Which lines contain the string "page"? Please list every one of them.
-- START OF Records for this exercise --
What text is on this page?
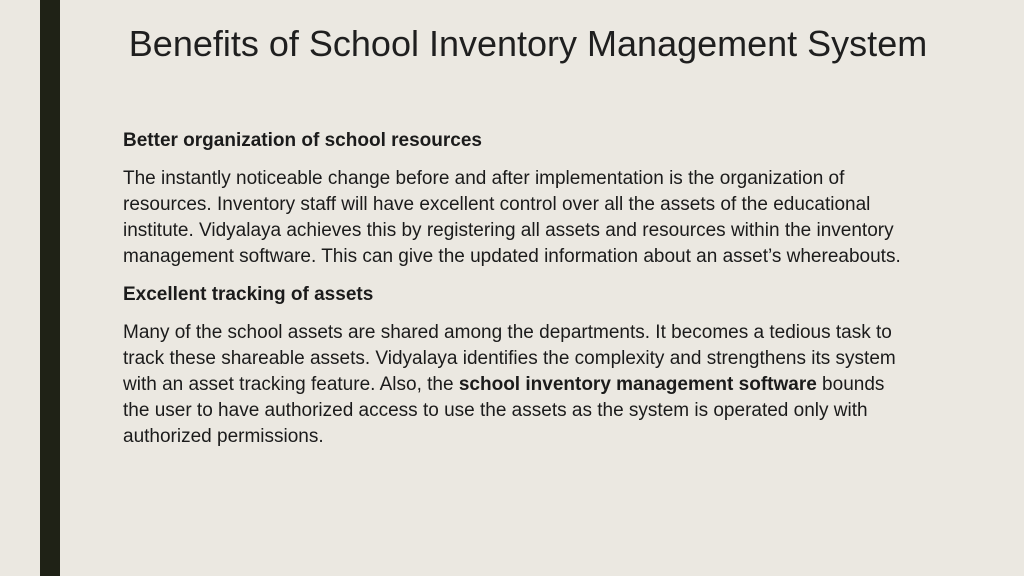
Benefits of School Inventory Management System
Better organization of school resources
The instantly noticeable change before and after implementation is the organization of resources. Inventory staff will have excellent control over all the assets of the educational institute. Vidyalaya achieves this by registering all assets and resources within the inventory management software. This can give the updated information about an asset’s whereabouts.
Excellent tracking of assets
Many of the school assets are shared among the departments. It becomes a tedious task to track these shareable assets. Vidyalaya identifies the complexity and strengthens its system with an asset tracking feature. Also, the school inventory management software bounds the user to have authorized access to use the assets as the system is operated only with authorized permissions.
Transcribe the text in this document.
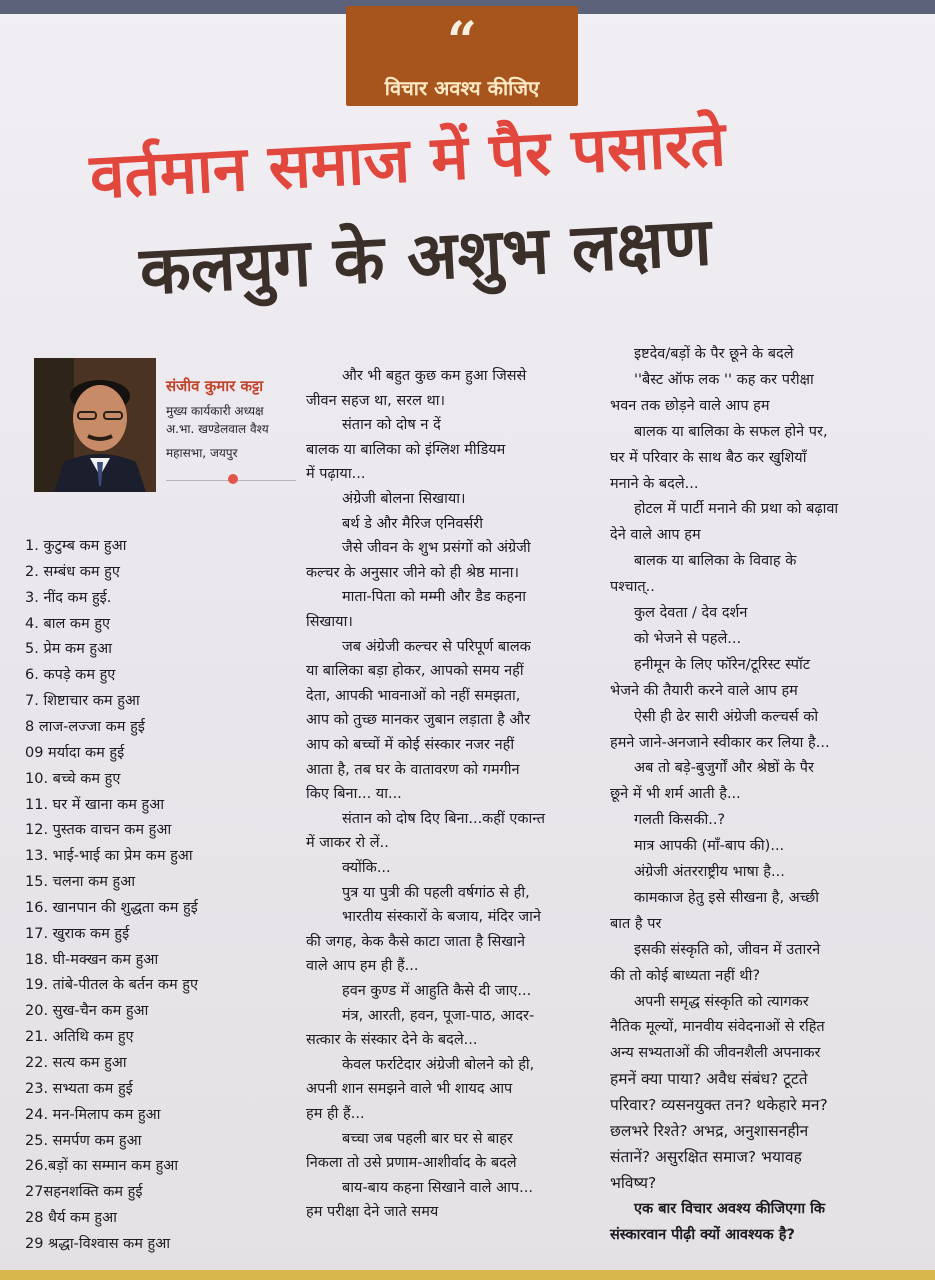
“
विचार अवश्य कीजिए
वर्तमान समाज में पैर पसारते
कलयुग के अशुभ लक्षण
संजीव कुमार कट्टा
मुख्य कार्यकारी अध्यक्ष
अ.भा. खण्डेलवाल वैश्य
महासभा, जयपुर
1. कुटुम्ब कम हुआ
2. सम्बंध कम हुए
3. नींद कम हुई.
4. बाल कम हुए
5. प्रेम कम हुआ
6. कपड़े कम हुए
7. शिष्टाचार कम हुआ
8 लाज-लज्जा कम हुई
09 मर्यादा कम हुई
10. बच्चे कम हुए
11. घर में खाना कम हुआ
12. पुस्तक वाचन कम हुआ
13. भाई-भाई का प्रेम कम हुआ
15. चलना कम हुआ
16. खानपान की शुद्धता कम हुई
17. खुराक कम हुई
18. घी-मक्खन कम हुआ
19. तांबे-पीतल के बर्तन कम हुए
20. सुख-चैन कम हुआ
21. अतिथि कम हुए
22. सत्य कम हुआ
23. सभ्यता कम हुई
24. मन-मिलाप कम हुआ
25. समर्पण कम हुआ
26.बड़ों का सम्मान कम हुआ
27सहनशक्ति कम हुई
28 धैर्य कम हुआ
29 श्रद्धा-विश्वास कम हुआ
और भी बहुत कुछ कम हुआ जिससे
जीवन सहज था, सरल था।
संतान को दोष न दें
बालक या बालिका को इंग्लिश मीडियम
में पढ़ाया...
अंग्रेजी बोलना सिखाया।
बर्थ डे और मैरिज एनिवर्सरी
जैसे जीवन के शुभ प्रसंगों को अंग्रेजी
कल्चर के अनुसार जीने को ही श्रेष्ठ माना।
माता-पिता को मम्मी और डैड कहना
सिखाया।
जब अंग्रेजी कल्चर से परिपूर्ण बालक
या बालिका बड़ा होकर, आपको समय नहीं
देता, आपकी भावनाओं को नहीं समझता,
आप को तुच्छ मानकर जुबान लड़ाता है और
आप को बच्चों में कोई संस्कार नजर नहीं
आता है, तब घर के वातावरण को गमगीन
किए बिना... या...
संतान को दोष दिए बिना...कहीं एकान्त
में जाकर रो लें..
क्योंकि...
पुत्र या पुत्री की पहली वर्षगांठ से ही,
भारतीय संस्कारों के बजाय, मंदिर जाने
की जगह, केक कैसे काटा जाता है सिखाने
वाले आप हम ही हैं...
हवन कुण्ड में आहुति कैसे दी जाए...
मंत्र, आरती, हवन, पूजा-पाठ, आदर-
सत्कार के संस्कार देने के बदले...
केवल फर्राटेदार अंग्रेजी बोलने को ही,
अपनी शान समझने वाले भी शायद आप
हम ही हैं...
बच्चा जब पहली बार घर से बाहर
निकला तो उसे प्रणाम-आशीर्वाद के बदले
बाय-बाय कहना सिखाने वाले आप...
हम परीक्षा देने जाते समय
इष्टदेव/बड़ों के पैर छूने के बदले
''बैस्ट ऑफ लक '' कह कर परीक्षा
भवन तक छोड़ने वाले आप हम
बालक या बालिका के सफल होने पर,
घर में परिवार के साथ बैठ कर खुशियाँ
मनाने के बदले...
होटल में पार्टी मनाने की प्रथा को बढ़ावा
देने वाले आप हम
बालक या बालिका के विवाह के
पश्चात्..
कुल देवता / देव दर्शन
को भेजने से पहले...
हनीमून के लिए फॉरेन/टूरिस्ट स्पॉट
भेजने की तैयारी करने वाले आप हम
ऐसी ही ढेर सारी अंग्रेजी कल्चर्स को
हमने जाने-अनजाने स्वीकार कर लिया है...
अब तो बड़े-बुजुर्गों और श्रेष्ठों के पैर
छूने में भी शर्म आती है...
गलती किसकी..?
मात्र आपकी (माँ-बाप की)...
अंग्रेजी अंतरराष्ट्रीय भाषा है...
कामकाज हेतु इसे सीखना है, अच्छी
बात है पर
इसकी संस्कृति को, जीवन में उतारने
की तो कोई बाध्यता नहीं थी?
अपनी समृद्ध संस्कृति को त्यागकर
नैतिक मूल्यों, मानवीय संवेदनाओं से रहित
अन्य सभ्यताओं की जीवनशैली अपनाकर
हमनें क्या पाया? अवैध संबंध? टूटते
परिवार? व्यसनयुक्त तन? थकेहारे मन?
छलभरे रिश्ते? अभद्र, अनुशासनहीन
संतानें? असुरक्षित समाज? भयावह
भविष्य?
एक बार विचार अवश्य कीजिएगा कि
संस्कारवान पीढ़ी क्यों आवश्यक है?
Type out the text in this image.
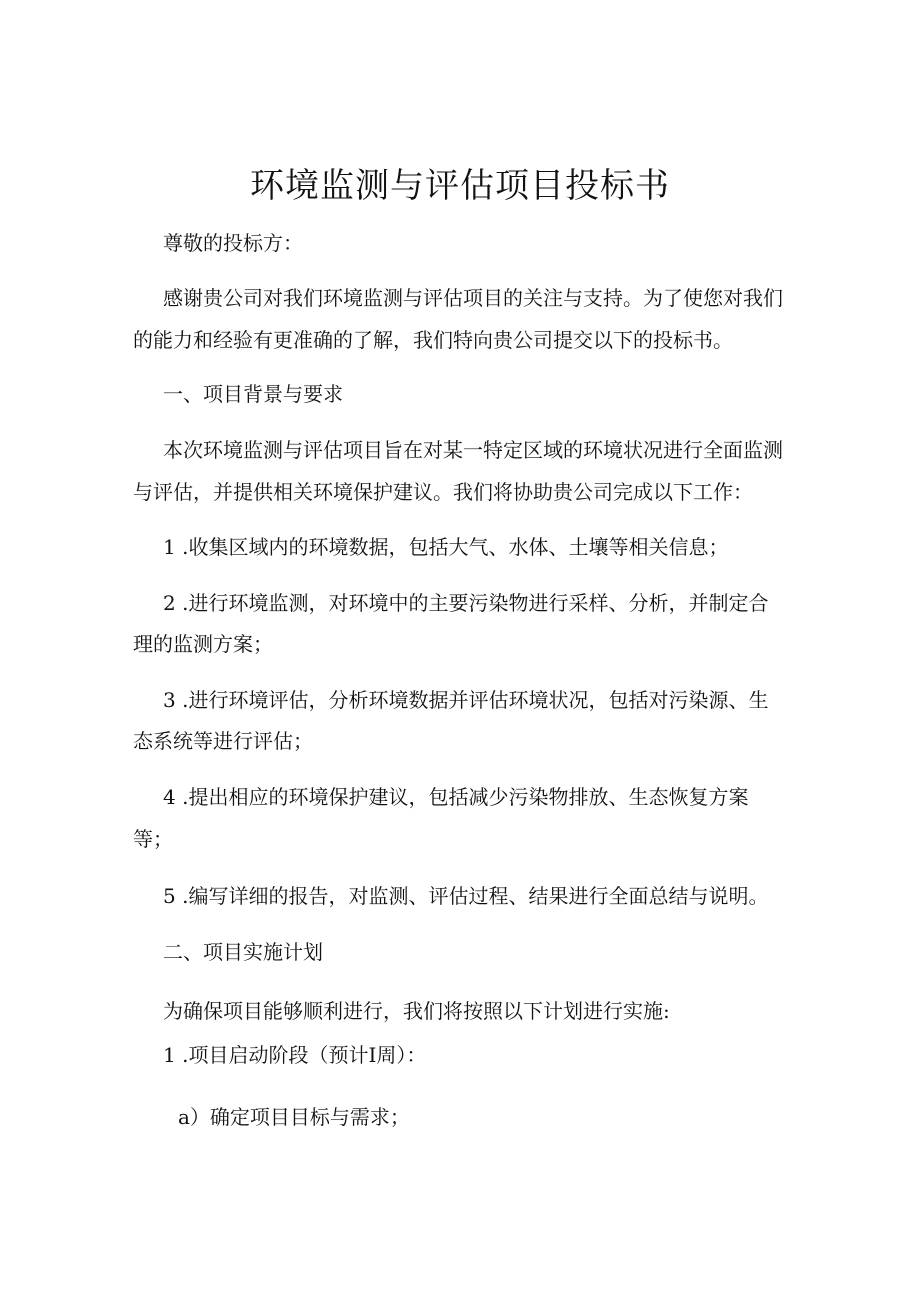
环境监测与评估项目投标书

尊敬的投标方：

感谢贵公司对我们环境监测与评估项目的关注与支持。为了使您对我们

的能力和经验有更准确的了解，我们特向贵公司提交以下的投标书。

一、项目背景与要求

本次环境监测与评估项目旨在对某一特定区域的环境状况进行全面监测

与评估，并提供相关环境保护建议。我们将协助贵公司完成以下工作：

1 .收集区域内的环境数据，包括大气、水体、土壤等相关信息；

2 .进行环境监测，对环境中的主要污染物进行采样、分析，并制定合

理的监测方案；

3 .进行环境评估，分析环境数据并评估环境状况，包括对污染源、生

态系统等进行评估；

4 .提出相应的环境保护建议，包括减少污染物排放、生态恢复方案

等；

5 .编写详细的报告，对监测、评估过程、结果进行全面总结与说明。

二、项目实施计划

为确保项目能够顺利进行，我们将按照以下计划进行实施:

1 .项目启动阶段（预计I周）：

a）确定项目目标与需求；
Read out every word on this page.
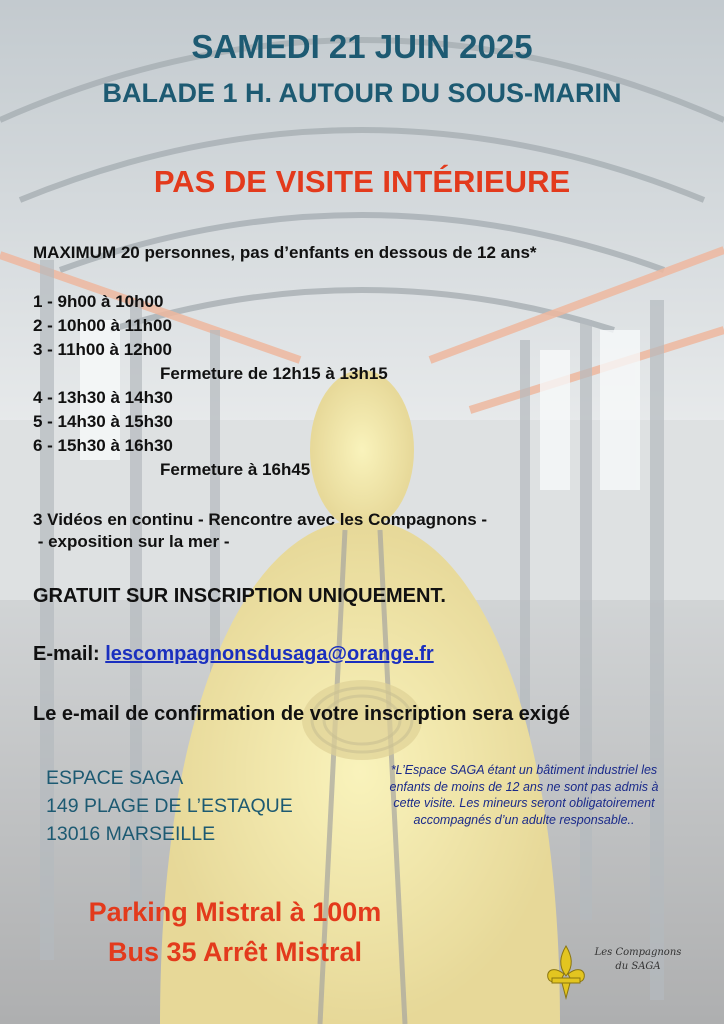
SAMEDI 21 JUIN 2025
BALADE 1 H. AUTOUR DU SOUS-MARIN
PAS DE VISITE INTÉRIEURE
MAXIMUM 20 personnes, pas d’enfants en dessous de 12 ans*
1 - 9h00 à 10h00
2 - 10h00 à 11h00
3 - 11h00 à 12h00
Fermeture de 12h15 à 13h15
4 - 13h30 à 14h30
5 - 14h30 à 15h30
6 - 15h30 à 16h30
Fermeture à 16h45
3 Vidéos en continu - Rencontre avec les Compagnons -
- exposition sur la mer -
GRATUIT SUR INSCRIPTION UNIQUEMENT.
E-mail: lescompagnonsdusaga@orange.fr
Le e-mail de confirmation de votre inscription sera exigé
ESPACE SAGA
149 PLAGE DE L’ESTAQUE
13016 MARSEILLE
*L’Espace SAGA étant un bâtiment industriel les
enfants de moins de 12 ans ne sont pas admis à
cette visite. Les mineurs seront obligatoirement
accompagnés d’un adulte responsable..
Parking Mistral à 100m
Bus 35 Arrêt Mistral	Les Compagnons
du SAGA
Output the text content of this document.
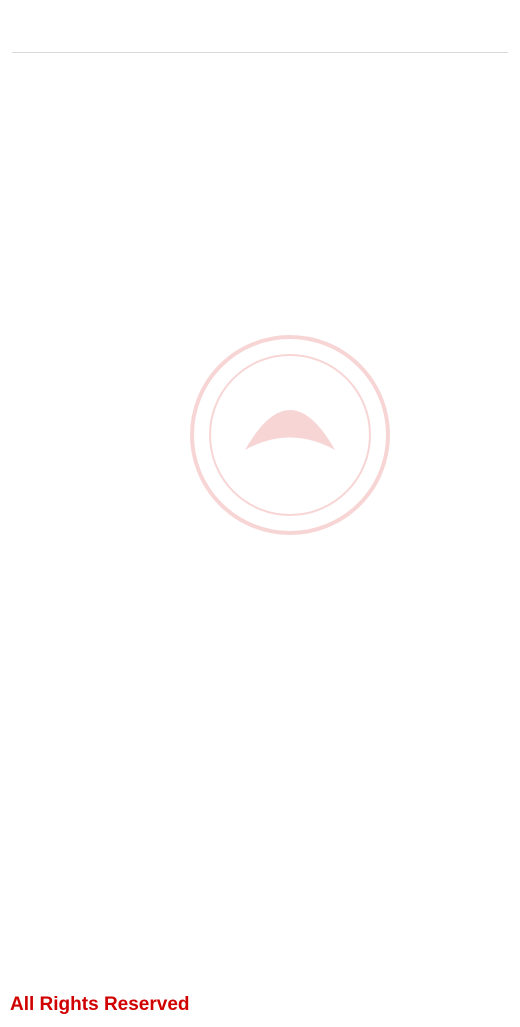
All Rights Reserved
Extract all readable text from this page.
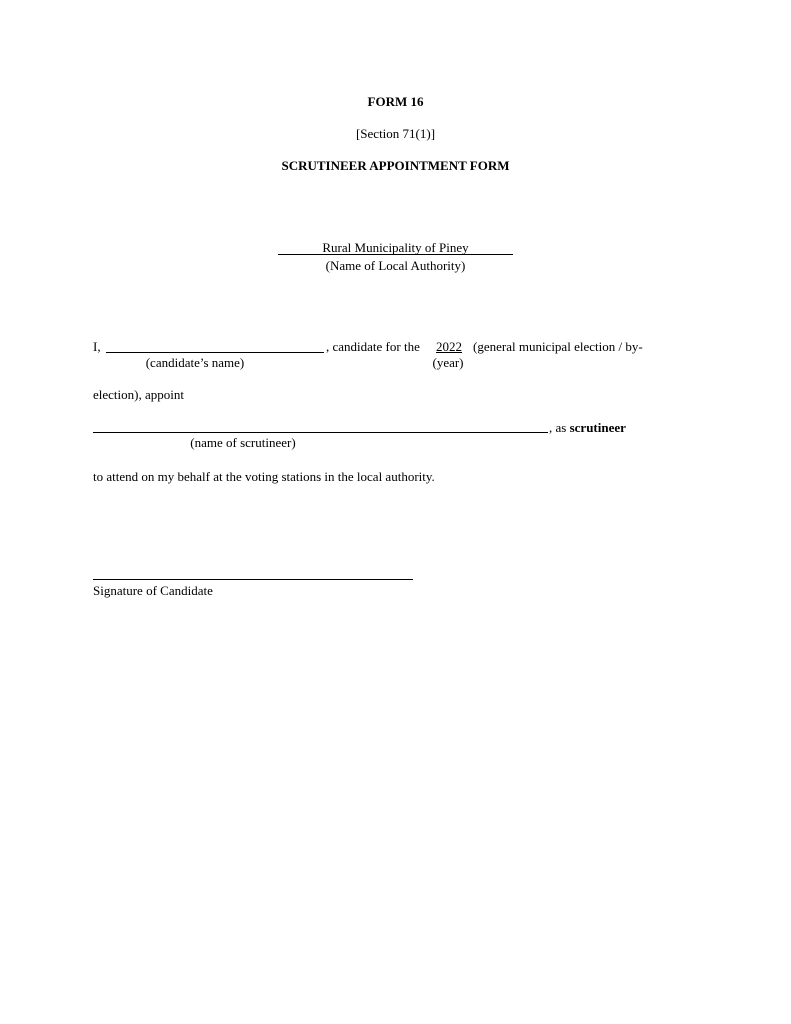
FORM 16
[Section 71(1)]
SCRUTINEER APPOINTMENT FORM
Rural Municipality of Piney
(Name of Local Authority)
I,	, candidate for the 2022 (general municipal election / by-
(candidate’s name)	(year)
election), appoint
, as scrutineer
(name of scrutineer)
to attend on my behalf at the voting stations in the local authority.
Signature of Candidate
-- END OF Records for this exercise --
> Exercise response
What text is on this page?
Read out every word on this page.
Extract all readable text from this page.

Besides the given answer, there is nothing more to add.